Text block
Let us first assume that there exist two fixed points, $x$ and $y$. It follows that $d((f(x), \ f(y)) = d(x, \ y)$. But $f$ is a contraction, so there must exist $\alpha < 1$ such that: $$d(f(x), \ f(y)) = d(x, \ y) \leq \alpha d(x, \ y)$$ Clearly, no such $\alpha$ exists. It follows that there is at most one fixed point of $f$.

Now, let us prove that $f$ is continuous. We pick some $f(x) \in X$ and an open set $V$ around $f(x)$. Since $X$ is a metric space, there is an $\epsilon$ ball around $f(x)$ that is contained in $V$. Since $f$ is a contraction, we know that a number $\alpha$ exists that satisfies the criteria in Definition 3.

Consider the open ball $B(x, \ \epsilon)$. Let $y$ be an element of the open ball. It is then true that $d(x, \ y) < \epsilon$. We then know that $d(f(x), \ f(y)) \leq \alpha \epsilon < \epsilon$, for $f(y)$ is in the $\epsilon$-ball around $f(x)$. It follows that $f(B) \subset V$. This proves continuity.

Required task
Copy the passage of the fixed-point proof starting at "Now, let us" and ending at "in Definition 3.", replacing "open set" with "open neighborhood".

Raw data
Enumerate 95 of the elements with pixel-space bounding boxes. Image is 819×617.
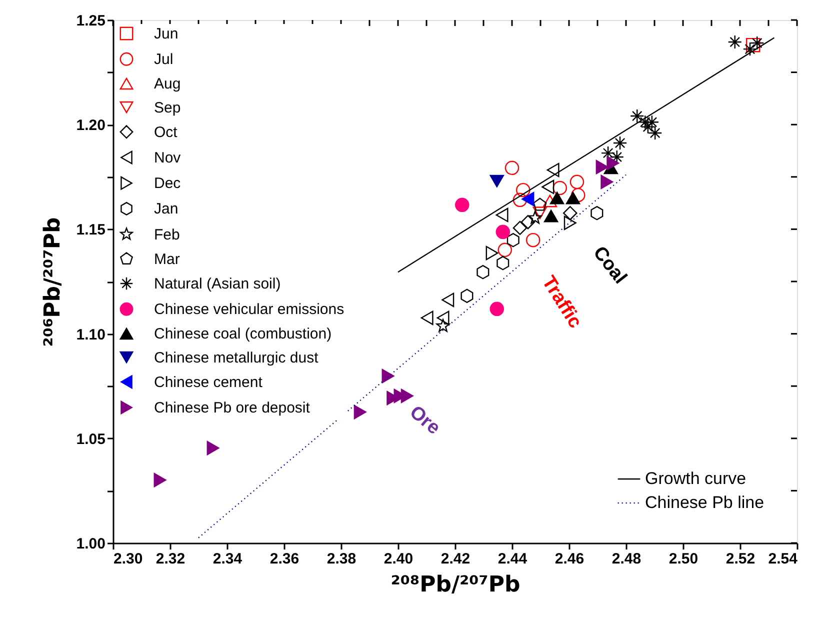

Output of the task
Now, let us prove that $f$ is continuous. We pick some $f(x) \in X$ and an open neighborhood $V$ around $f(x)$. Since $X$ is a metric space, there is an $\epsilon$ ball around $f(x)$ that is contained in $V$. Since $f$ is a contraction, we know that a number $\alpha$ exists that satisfies the criteria in Definition 3.